● **Material for this exercise**
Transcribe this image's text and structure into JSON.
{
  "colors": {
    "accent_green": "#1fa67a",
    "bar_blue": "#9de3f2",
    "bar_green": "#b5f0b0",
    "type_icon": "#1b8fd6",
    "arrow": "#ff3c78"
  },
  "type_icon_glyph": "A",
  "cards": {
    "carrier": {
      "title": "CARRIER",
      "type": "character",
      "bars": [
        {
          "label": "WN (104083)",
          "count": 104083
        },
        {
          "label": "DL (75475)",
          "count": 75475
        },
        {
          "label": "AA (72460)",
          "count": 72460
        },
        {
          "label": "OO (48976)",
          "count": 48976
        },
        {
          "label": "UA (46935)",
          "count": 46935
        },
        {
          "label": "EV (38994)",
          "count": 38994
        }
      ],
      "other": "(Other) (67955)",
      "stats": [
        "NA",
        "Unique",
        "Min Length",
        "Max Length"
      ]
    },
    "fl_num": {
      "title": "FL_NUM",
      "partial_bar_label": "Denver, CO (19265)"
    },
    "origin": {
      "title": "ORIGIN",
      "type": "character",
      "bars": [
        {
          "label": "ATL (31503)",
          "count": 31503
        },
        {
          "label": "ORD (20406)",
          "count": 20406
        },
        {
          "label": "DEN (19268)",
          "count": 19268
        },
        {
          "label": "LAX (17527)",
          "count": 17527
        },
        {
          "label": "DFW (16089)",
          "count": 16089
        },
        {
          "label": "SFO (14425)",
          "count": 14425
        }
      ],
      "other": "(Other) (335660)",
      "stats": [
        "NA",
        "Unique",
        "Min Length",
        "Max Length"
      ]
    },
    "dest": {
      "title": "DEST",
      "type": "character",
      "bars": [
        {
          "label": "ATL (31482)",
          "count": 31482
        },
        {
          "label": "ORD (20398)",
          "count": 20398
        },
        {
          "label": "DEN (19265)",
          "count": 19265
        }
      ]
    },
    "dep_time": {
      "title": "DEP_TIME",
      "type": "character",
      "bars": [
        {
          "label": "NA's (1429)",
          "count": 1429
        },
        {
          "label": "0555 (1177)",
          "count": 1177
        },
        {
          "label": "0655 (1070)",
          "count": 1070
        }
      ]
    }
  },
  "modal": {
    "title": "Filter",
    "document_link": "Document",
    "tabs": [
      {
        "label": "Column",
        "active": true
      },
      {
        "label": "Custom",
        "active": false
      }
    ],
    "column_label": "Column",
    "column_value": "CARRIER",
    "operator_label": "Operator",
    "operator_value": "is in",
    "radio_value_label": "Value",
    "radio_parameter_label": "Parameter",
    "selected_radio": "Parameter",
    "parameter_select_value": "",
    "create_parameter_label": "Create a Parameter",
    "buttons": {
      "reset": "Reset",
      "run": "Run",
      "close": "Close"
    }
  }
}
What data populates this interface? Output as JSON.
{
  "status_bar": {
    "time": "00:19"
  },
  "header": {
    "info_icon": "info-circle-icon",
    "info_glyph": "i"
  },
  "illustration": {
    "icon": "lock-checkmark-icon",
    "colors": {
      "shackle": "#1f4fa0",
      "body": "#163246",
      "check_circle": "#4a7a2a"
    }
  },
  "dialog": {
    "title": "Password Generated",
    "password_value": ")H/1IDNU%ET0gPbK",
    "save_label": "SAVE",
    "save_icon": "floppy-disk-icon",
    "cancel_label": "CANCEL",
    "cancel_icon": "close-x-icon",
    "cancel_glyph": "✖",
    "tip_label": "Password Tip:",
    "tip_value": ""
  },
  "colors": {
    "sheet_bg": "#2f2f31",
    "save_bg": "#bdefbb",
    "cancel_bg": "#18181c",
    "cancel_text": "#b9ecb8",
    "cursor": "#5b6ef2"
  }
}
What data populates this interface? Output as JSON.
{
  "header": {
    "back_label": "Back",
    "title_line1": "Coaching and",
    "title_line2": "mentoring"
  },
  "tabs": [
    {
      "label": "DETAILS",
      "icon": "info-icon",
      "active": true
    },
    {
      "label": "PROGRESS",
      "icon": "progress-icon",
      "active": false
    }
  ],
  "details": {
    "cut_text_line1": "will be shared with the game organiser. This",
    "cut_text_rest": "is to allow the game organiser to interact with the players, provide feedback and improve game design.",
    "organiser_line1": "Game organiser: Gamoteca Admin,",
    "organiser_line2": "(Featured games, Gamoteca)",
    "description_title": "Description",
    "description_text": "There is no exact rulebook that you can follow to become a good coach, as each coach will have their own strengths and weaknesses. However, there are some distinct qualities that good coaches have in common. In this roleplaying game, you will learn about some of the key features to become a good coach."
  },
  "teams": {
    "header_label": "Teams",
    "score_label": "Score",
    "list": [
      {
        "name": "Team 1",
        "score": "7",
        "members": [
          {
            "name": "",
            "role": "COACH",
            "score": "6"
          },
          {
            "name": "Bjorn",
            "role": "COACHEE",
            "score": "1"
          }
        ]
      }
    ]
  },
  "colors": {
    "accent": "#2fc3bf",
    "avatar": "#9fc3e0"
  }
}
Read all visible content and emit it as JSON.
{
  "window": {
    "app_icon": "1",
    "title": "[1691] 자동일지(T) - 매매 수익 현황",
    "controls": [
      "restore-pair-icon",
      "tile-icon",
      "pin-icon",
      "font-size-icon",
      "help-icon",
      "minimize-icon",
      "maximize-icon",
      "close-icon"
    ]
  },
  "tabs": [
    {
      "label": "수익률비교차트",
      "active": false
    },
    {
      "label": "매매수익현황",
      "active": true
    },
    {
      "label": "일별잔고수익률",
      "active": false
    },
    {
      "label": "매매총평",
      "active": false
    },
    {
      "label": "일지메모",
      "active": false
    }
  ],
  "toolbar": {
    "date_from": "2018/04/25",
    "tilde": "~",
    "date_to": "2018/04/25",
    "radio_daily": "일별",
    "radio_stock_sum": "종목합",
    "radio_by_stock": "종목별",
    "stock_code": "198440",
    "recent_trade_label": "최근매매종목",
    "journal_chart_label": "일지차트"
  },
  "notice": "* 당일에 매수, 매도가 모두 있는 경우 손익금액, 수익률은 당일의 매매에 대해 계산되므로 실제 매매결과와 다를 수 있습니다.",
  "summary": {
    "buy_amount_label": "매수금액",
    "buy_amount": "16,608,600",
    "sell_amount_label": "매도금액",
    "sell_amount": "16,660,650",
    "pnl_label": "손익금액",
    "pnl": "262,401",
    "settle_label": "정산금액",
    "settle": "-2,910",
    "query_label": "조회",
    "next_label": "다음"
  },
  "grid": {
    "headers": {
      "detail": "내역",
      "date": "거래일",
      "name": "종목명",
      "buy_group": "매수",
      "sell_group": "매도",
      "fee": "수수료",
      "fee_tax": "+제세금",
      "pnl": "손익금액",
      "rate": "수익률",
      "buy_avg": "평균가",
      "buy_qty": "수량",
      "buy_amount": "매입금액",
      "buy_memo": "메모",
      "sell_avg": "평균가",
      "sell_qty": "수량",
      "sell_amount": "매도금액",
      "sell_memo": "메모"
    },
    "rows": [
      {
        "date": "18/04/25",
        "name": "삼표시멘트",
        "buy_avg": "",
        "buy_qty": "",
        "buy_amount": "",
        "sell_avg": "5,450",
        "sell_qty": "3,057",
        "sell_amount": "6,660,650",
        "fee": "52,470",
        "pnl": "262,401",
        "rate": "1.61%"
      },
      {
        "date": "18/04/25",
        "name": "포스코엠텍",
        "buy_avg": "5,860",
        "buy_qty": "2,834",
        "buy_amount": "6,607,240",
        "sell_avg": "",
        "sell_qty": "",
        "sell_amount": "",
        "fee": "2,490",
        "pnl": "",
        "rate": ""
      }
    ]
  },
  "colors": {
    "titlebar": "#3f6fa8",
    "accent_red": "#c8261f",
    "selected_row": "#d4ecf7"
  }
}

● **Exercise directions**
Look above for lines with the word "매도금액" and copy them all.

● **Written answer**
    "sell_amount_label": "매도금액",
      "sell_amount": "매도금액",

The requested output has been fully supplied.